## Material for this task
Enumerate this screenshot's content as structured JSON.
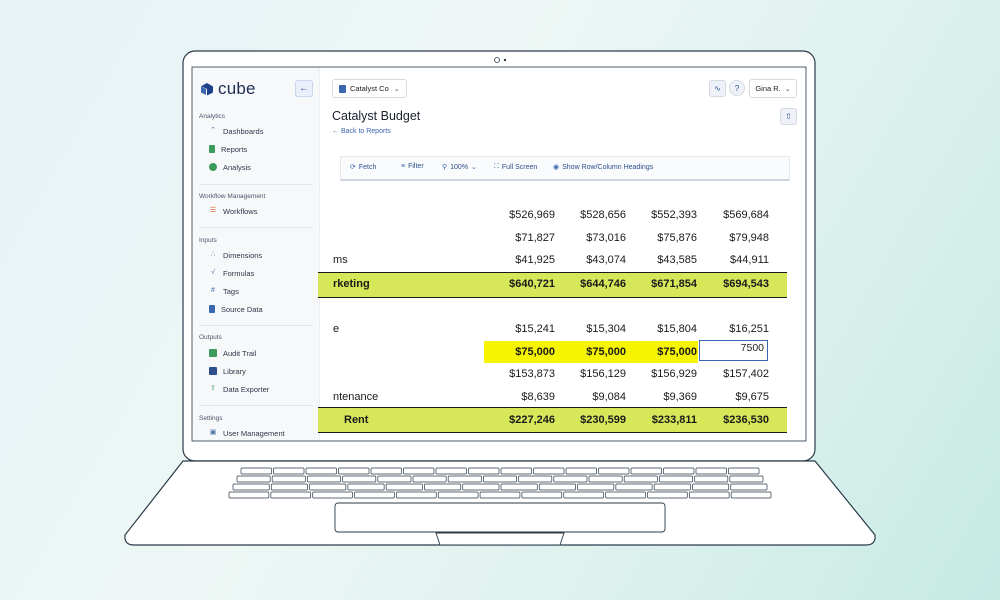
{
  "app": {
    "logo_text": "cube",
    "company": "Catalyst Co",
    "user": "Gina R."
  },
  "sidebar": {
    "sections": [
      {
        "title": "Analytics",
        "items": [
          {
            "label": "Dashboards",
            "icon": "line-chart-icon"
          },
          {
            "label": "Reports",
            "icon": "report-icon"
          },
          {
            "label": "Analysis",
            "icon": "pie-chart-icon"
          }
        ]
      },
      {
        "title": "Workflow Management",
        "items": [
          {
            "label": "Workflows",
            "icon": "checklist-icon"
          }
        ]
      },
      {
        "title": "Inputs",
        "items": [
          {
            "label": "Dimensions",
            "icon": "dimensions-icon"
          },
          {
            "label": "Formulas",
            "icon": "formula-icon"
          },
          {
            "label": "Tags",
            "icon": "hash-icon"
          },
          {
            "label": "Source Data",
            "icon": "file-icon"
          }
        ]
      },
      {
        "title": "Outputs",
        "items": [
          {
            "label": "Audit Trail",
            "icon": "table-icon"
          },
          {
            "label": "Library",
            "icon": "book-icon"
          },
          {
            "label": "Data Exporter",
            "icon": "upload-icon"
          }
        ]
      },
      {
        "title": "Settings",
        "items": [
          {
            "label": "User Management",
            "icon": "users-icon"
          }
        ]
      }
    ]
  },
  "page": {
    "title": "Catalyst Budget",
    "back_link": "← Back to Reports"
  },
  "toolbar": {
    "fetch": "Fetch",
    "filter": "Filter",
    "zoom": "100%",
    "full_screen": "Full Screen",
    "headings": "Show Row/Column Headings"
  },
  "grid": {
    "rows": [
      {
        "label": "",
        "values": [
          "$526,969",
          "$528,656",
          "$552,393",
          "$569,684"
        ]
      },
      {
        "label": "",
        "values": [
          "$71,827",
          "$73,016",
          "$75,876",
          "$79,948"
        ]
      },
      {
        "label": "ms",
        "values": [
          "$41,925",
          "$43,074",
          "$43,585",
          "$44,911"
        ]
      },
      {
        "label": "rketing",
        "values": [
          "$640,721",
          "$644,746",
          "$671,854",
          "$694,543"
        ]
      },
      {
        "label": "e",
        "values": [
          "$15,241",
          "$15,304",
          "$15,804",
          "$16,251"
        ]
      },
      {
        "label": "",
        "values": [
          "$75,000",
          "$75,000",
          "$75,000",
          "7500"
        ]
      },
      {
        "label": "",
        "values": [
          "$153,873",
          "$156,129",
          "$156,929",
          "$157,402"
        ]
      },
      {
        "label": "ntenance",
        "values": [
          "$8,639",
          "$9,084",
          "$9,369",
          "$9,675"
        ]
      },
      {
        "label": "Rent",
        "values": [
          "$227,246",
          "$230,599",
          "$233,811",
          "$236,530"
        ]
      }
    ]
  },
  "colors": {
    "accent": "#3c66b0",
    "total_band": "#d6e85a",
    "highlight": "#f6f400"
  }
}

## Goal
The data should be printed again unchanged; leave its pictures out.

## Solution to the problem
Enumerate this screenshot's content as structured JSON.
{
  "app": {
    "logo_text": "cube",
    "company": "Catalyst Co",
    "user": "Gina R."
  },
  "sidebar": {
    "sections": [
      {
        "title": "Analytics",
        "items": [
          {
            "label": "Dashboards",
            "icon": "line-chart-icon"
          },
          {
            "label": "Reports",
            "icon": "report-icon"
          },
          {
            "label": "Analysis",
            "icon": "pie-chart-icon"
          }
        ]
      },
      {
        "title": "Workflow Management",
        "items": [
          {
            "label": "Workflows",
            "icon": "checklist-icon"
          }
        ]
      },
      {
        "title": "Inputs",
        "items": [
          {
            "label": "Dimensions",
            "icon": "dimensions-icon"
          },
          {
            "label": "Formulas",
            "icon": "formula-icon"
          },
          {
            "label": "Tags",
            "icon": "hash-icon"
          },
          {
            "label": "Source Data",
            "icon": "file-icon"
          }
        ]
      },
      {
        "title": "Outputs",
        "items": [
          {
            "label": "Audit Trail",
            "icon": "table-icon"
          },
          {
            "label": "Library",
            "icon": "book-icon"
          },
          {
            "label": "Data Exporter",
            "icon": "upload-icon"
          }
        ]
      },
      {
        "title": "Settings",
        "items": [
          {
            "label": "User Management",
            "icon": "users-icon"
          }
        ]
      }
    ]
  },
  "page": {
    "title": "Catalyst Budget",
    "back_link": "← Back to Reports"
  },
  "toolbar": {
    "fetch": "Fetch",
    "filter": "Filter",
    "zoom": "100%",
    "full_screen": "Full Screen",
    "headings": "Show Row/Column Headings"
  },
  "grid": {
    "rows": [
      {
        "label": "",
        "values": [
          "$526,969",
          "$528,656",
          "$552,393",
          "$569,684"
        ]
      },
      {
        "label": "",
        "values": [
          "$71,827",
          "$73,016",
          "$75,876",
          "$79,948"
        ]
      },
      {
        "label": "ms",
        "values": [
          "$41,925",
          "$43,074",
          "$43,585",
          "$44,911"
        ]
      },
      {
        "label": "rketing",
        "values": [
          "$640,721",
          "$644,746",
          "$671,854",
          "$694,543"
        ]
      },
      {
        "label": "e",
        "values": [
          "$15,241",
          "$15,304",
          "$15,804",
          "$16,251"
        ]
      },
      {
        "label": "",
        "values": [
          "$75,000",
          "$75,000",
          "$75,000",
          "7500"
        ]
      },
      {
        "label": "",
        "values": [
          "$153,873",
          "$156,129",
          "$156,929",
          "$157,402"
        ]
      },
      {
        "label": "ntenance",
        "values": [
          "$8,639",
          "$9,084",
          "$9,369",
          "$9,675"
        ]
      },
      {
        "label": "Rent",
        "values": [
          "$227,246",
          "$230,599",
          "$233,811",
          "$236,530"
        ]
      }
    ]
  },
  "colors": {
    "accent": "#3c66b0",
    "total_band": "#d6e85a",
    "highlight": "#f6f400"
  }
}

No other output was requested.